╭─ Material to process
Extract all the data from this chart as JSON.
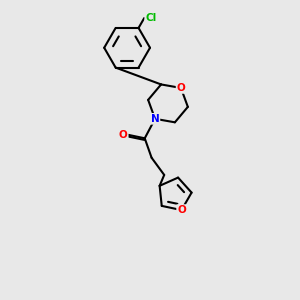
{
  "background_color": "#e8e8e8",
  "bond_color": "#000000",
  "bond_width": 1.5,
  "atom_colors": {
    "O": "#ff0000",
    "N": "#0000ff",
    "Cl": "#00bb00",
    "C": "#000000"
  },
  "figsize": [
    3.0,
    3.0
  ],
  "dpi": 100
}
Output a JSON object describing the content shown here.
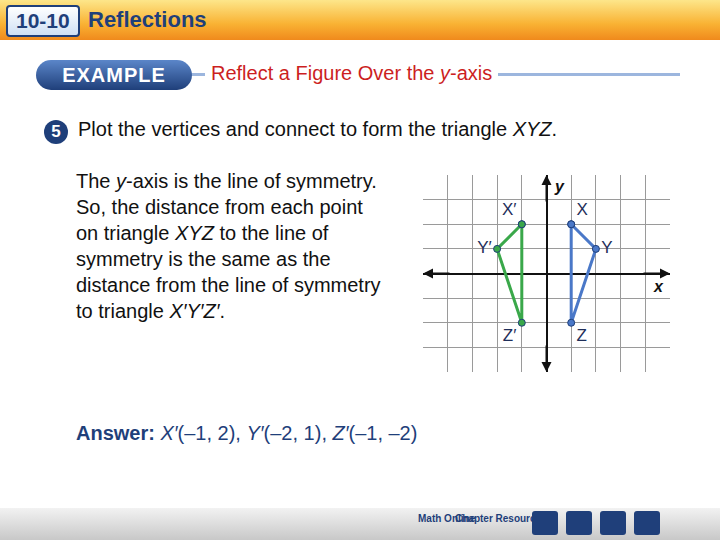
{
  "header": {
    "number": "10-10",
    "title": "Reflections"
  },
  "example": {
    "label": "EXAMPLE",
    "title": [
      "Reflect a Figure Over the ",
      {
        "i": "y"
      },
      "-axis"
    ]
  },
  "step": {
    "number": "5",
    "text": [
      "Plot the vertices and connect to form the triangle ",
      {
        "i": "XYZ"
      },
      "."
    ]
  },
  "body": [
    "The ",
    {
      "i": "y"
    },
    "-axis is the line of symmetry. So, the distance from each point on triangle ",
    {
      "i": "XYZ"
    },
    " to the line of symmetry is the same as the distance from the line of symmetry to triangle ",
    {
      "i": "X′Y′Z′"
    },
    "."
  ],
  "answer": [
    {
      "b": "Answer:"
    },
    "  ",
    {
      "i": "X′"
    },
    "(–1, 2), ",
    {
      "i": "Y′"
    },
    "(–2, 1), ",
    {
      "i": "Z′"
    },
    "(–1, –2)"
  ],
  "nav": [
    "Math Online",
    "Chapter Resources"
  ],
  "chart_data": {
    "type": "scatter",
    "xlabel": "x",
    "ylabel": "y",
    "xlim": [
      -5,
      5
    ],
    "xticks": [
      -5,
      -4,
      -3,
      -2,
      -1,
      0,
      1,
      2,
      3,
      4,
      5
    ],
    "ylim": [
      -4,
      4
    ],
    "yticks": [
      -4,
      -3,
      -2,
      -1,
      0,
      1,
      2,
      3,
      4
    ],
    "grid": true,
    "tick_labels": false,
    "series": [
      {
        "color": "#4a78c8",
        "marker": "circle",
        "line_style": "solid",
        "x": [
          1,
          2,
          1
        ],
        "y": [
          2,
          1,
          -2
        ],
        "labels": [
          "X",
          "Y",
          "Z"
        ]
      },
      {
        "color": "#3aa84a",
        "marker": "circle",
        "line_style": "solid",
        "x": [
          -1,
          -2,
          -1
        ],
        "y": [
          2,
          1,
          -2
        ],
        "labels": [
          "X′",
          "Y′",
          "Z′"
        ]
      }
    ]
  }
}
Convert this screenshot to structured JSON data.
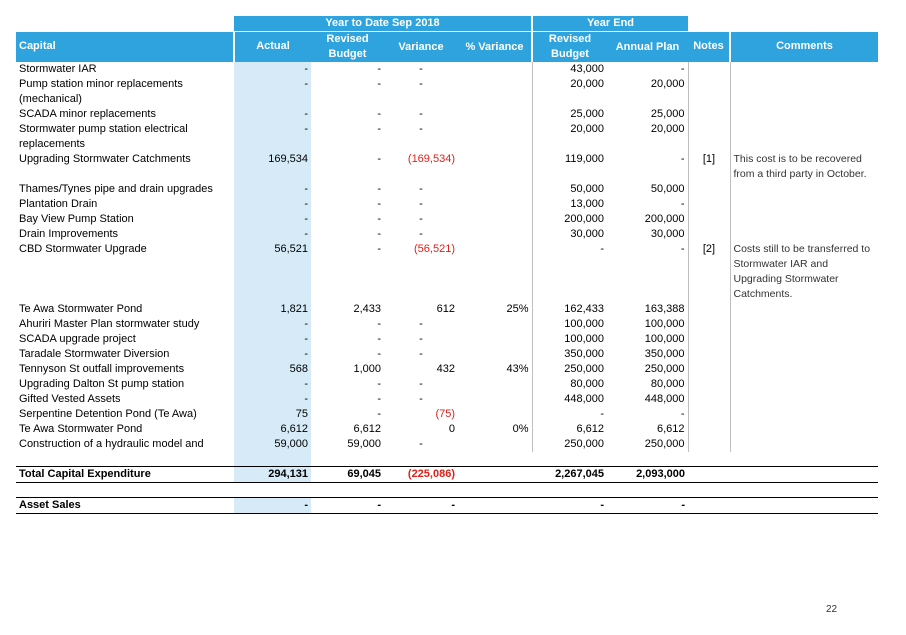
{
  "header": {
    "ytd_group": "Year to Date Sep 2018",
    "ye_group": "Year End",
    "col_capital": "Capital",
    "col_actual": "Actual",
    "col_revised_budget": "Revised Budget",
    "col_variance": "Variance",
    "col_pct_variance": "% Variance",
    "col_ye_revised_budget": "Revised Budget",
    "col_annual_plan": "Annual Plan",
    "col_notes": "Notes",
    "col_comments": "Comments"
  },
  "rows": [
    {
      "name": "Stormwater IAR",
      "actual": "-",
      "budget": "-",
      "variance": "-",
      "pct": "",
      "ye_budget": "43,000",
      "annual": "-",
      "note": "",
      "comment": ""
    },
    {
      "name": "Pump station minor replacements (mechanical)",
      "actual": "-",
      "budget": "-",
      "variance": "-",
      "pct": "",
      "ye_budget": "20,000",
      "annual": "20,000",
      "note": "",
      "comment": ""
    },
    {
      "name": "SCADA minor replacements",
      "actual": "-",
      "budget": "-",
      "variance": "-",
      "pct": "",
      "ye_budget": "25,000",
      "annual": "25,000",
      "note": "",
      "comment": ""
    },
    {
      "name": "Stormwater pump station electrical replacements",
      "actual": "-",
      "budget": "-",
      "variance": "-",
      "pct": "",
      "ye_budget": "20,000",
      "annual": "20,000",
      "note": "",
      "comment": ""
    },
    {
      "name": "Upgrading Stormwater Catchments",
      "actual": "169,534",
      "budget": "-",
      "variance": "(169,534)",
      "pct": "",
      "ye_budget": "119,000",
      "annual": "-",
      "note": "[1]",
      "comment": "This cost is to be recovered from a third party in October."
    },
    {
      "name": "Thames/Tynes pipe and drain upgrades",
      "actual": "-",
      "budget": "-",
      "variance": "-",
      "pct": "",
      "ye_budget": "50,000",
      "annual": "50,000",
      "note": "",
      "comment": ""
    },
    {
      "name": "Plantation Drain",
      "actual": "-",
      "budget": "-",
      "variance": "-",
      "pct": "",
      "ye_budget": "13,000",
      "annual": "-",
      "note": "",
      "comment": ""
    },
    {
      "name": "Bay View Pump Station",
      "actual": "-",
      "budget": "-",
      "variance": "-",
      "pct": "",
      "ye_budget": "200,000",
      "annual": "200,000",
      "note": "",
      "comment": ""
    },
    {
      "name": "Drain Improvements",
      "actual": "-",
      "budget": "-",
      "variance": "-",
      "pct": "",
      "ye_budget": "30,000",
      "annual": "30,000",
      "note": "",
      "comment": ""
    },
    {
      "name": "CBD Stormwater Upgrade",
      "actual": "56,521",
      "budget": "-",
      "variance": "(56,521)",
      "pct": "",
      "ye_budget": "-",
      "annual": "-",
      "note": "[2]",
      "comment": "Costs still to be transferred to Stormwater IAR and Upgrading Stormwater Catchments."
    },
    {
      "name": "Te Awa Stormwater Pond",
      "actual": "1,821",
      "budget": "2,433",
      "variance": "612",
      "pct": "25%",
      "ye_budget": "162,433",
      "annual": "163,388",
      "note": "",
      "comment": ""
    },
    {
      "name": "Ahuriri Master Plan stormwater study",
      "actual": "-",
      "budget": "-",
      "variance": "-",
      "pct": "",
      "ye_budget": "100,000",
      "annual": "100,000",
      "note": "",
      "comment": ""
    },
    {
      "name": "SCADA upgrade project",
      "actual": "-",
      "budget": "-",
      "variance": "-",
      "pct": "",
      "ye_budget": "100,000",
      "annual": "100,000",
      "note": "",
      "comment": ""
    },
    {
      "name": "Taradale Stormwater Diversion",
      "actual": "-",
      "budget": "-",
      "variance": "-",
      "pct": "",
      "ye_budget": "350,000",
      "annual": "350,000",
      "note": "",
      "comment": ""
    },
    {
      "name": "Tennyson St outfall improvements",
      "actual": "568",
      "budget": "1,000",
      "variance": "432",
      "pct": "43%",
      "ye_budget": "250,000",
      "annual": "250,000",
      "note": "",
      "comment": ""
    },
    {
      "name": "Upgrading Dalton St pump station",
      "actual": "-",
      "budget": "-",
      "variance": "-",
      "pct": "",
      "ye_budget": "80,000",
      "annual": "80,000",
      "note": "",
      "comment": ""
    },
    {
      "name": "Gifted Vested Assets",
      "actual": "-",
      "budget": "-",
      "variance": "-",
      "pct": "",
      "ye_budget": "448,000",
      "annual": "448,000",
      "note": "",
      "comment": ""
    },
    {
      "name": "Serpentine Detention Pond (Te Awa)",
      "actual": "75",
      "budget": "-",
      "variance": "(75)",
      "pct": "",
      "ye_budget": "-",
      "annual": "-",
      "note": "",
      "comment": ""
    },
    {
      "name": "Te Awa Stormwater Pond",
      "actual": "6,612",
      "budget": "6,612",
      "variance": "0",
      "pct": "0%",
      "ye_budget": "6,612",
      "annual": "6,612",
      "note": "",
      "comment": ""
    },
    {
      "name": "Construction of a hydraulic model and",
      "actual": "59,000",
      "budget": "59,000",
      "variance": "-",
      "pct": "",
      "ye_budget": "250,000",
      "annual": "250,000",
      "note": "",
      "comment": ""
    }
  ],
  "total": {
    "name": "Total Capital Expenditure",
    "actual": "294,131",
    "budget": "69,045",
    "variance": "(225,086)",
    "pct": "",
    "ye_budget": "2,267,045",
    "annual": "2,093,000"
  },
  "asset_sales": {
    "name": "Asset Sales",
    "actual": "-",
    "budget": "-",
    "variance": "-",
    "pct": "",
    "ye_budget": "-",
    "annual": "-"
  },
  "page_number": "22",
  "colors": {
    "header_blue": "#2ea3dd",
    "actual_shade": "#d6ebf7",
    "negative_red": "#e0201a"
  }
}
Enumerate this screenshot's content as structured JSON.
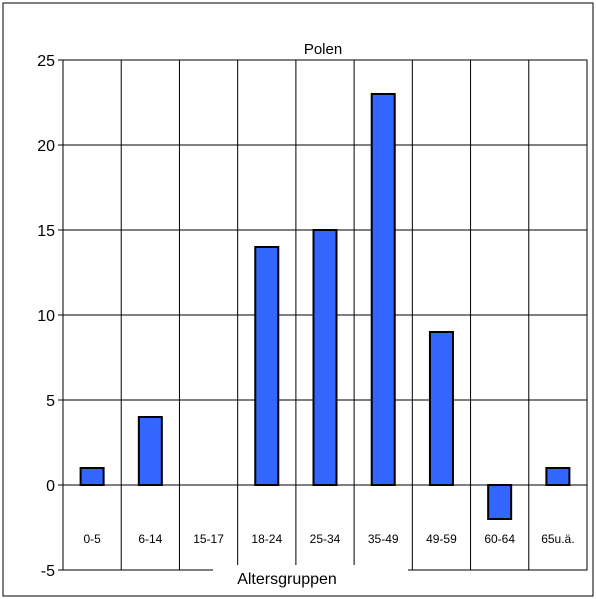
{
  "chart_data": {
    "type": "bar",
    "title": "Polen",
    "xlabel": "Altersgruppen",
    "ylabel": "",
    "categories": [
      "0-5",
      "6-14",
      "15-17",
      "18-24",
      "25-34",
      "35-49",
      "49-59",
      "60-64",
      "65u.ä."
    ],
    "values": [
      1,
      4,
      0,
      14,
      15,
      23,
      9,
      -2,
      1
    ],
    "ylim": [
      -5,
      25
    ],
    "yticks": [
      -5,
      0,
      5,
      10,
      15,
      20,
      25
    ],
    "grid": true,
    "legend": "none",
    "bar_color": "#3366ff",
    "bar_edge_color": "#000000",
    "grid_color": "#000000"
  }
}
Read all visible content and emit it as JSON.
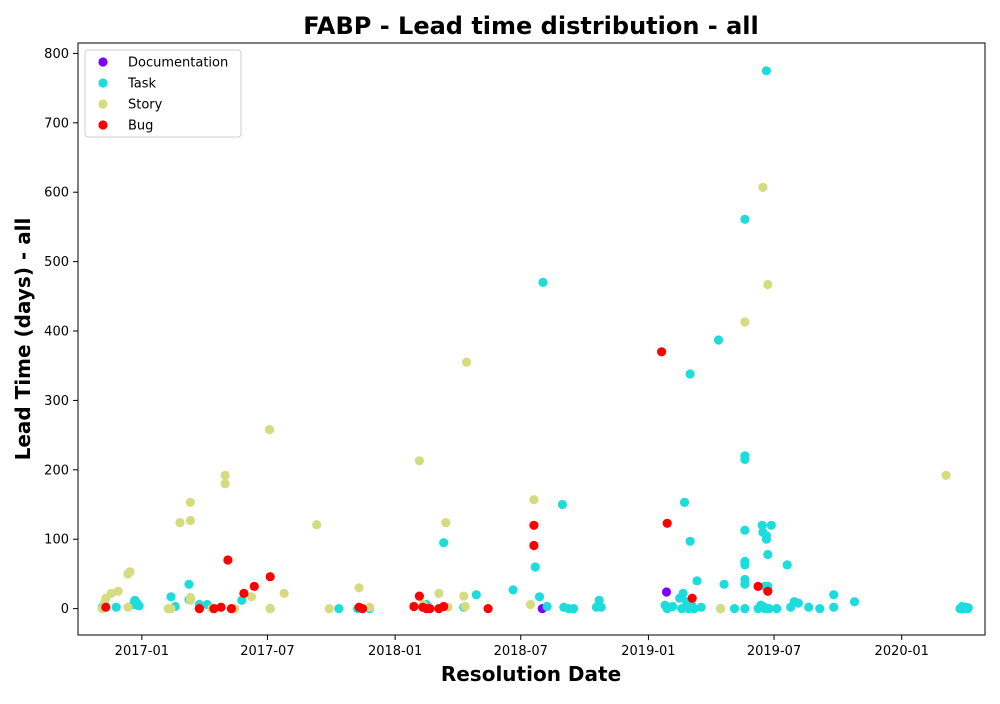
╰─
Task details: Out of the material above, gather each line where "distance" appears.

Result below:
    "-axis is the line of symmetry. So, the distance from each point on triangle ",
    " to the line of symmetry is the same as the distance from the line of symmetry to triangle ",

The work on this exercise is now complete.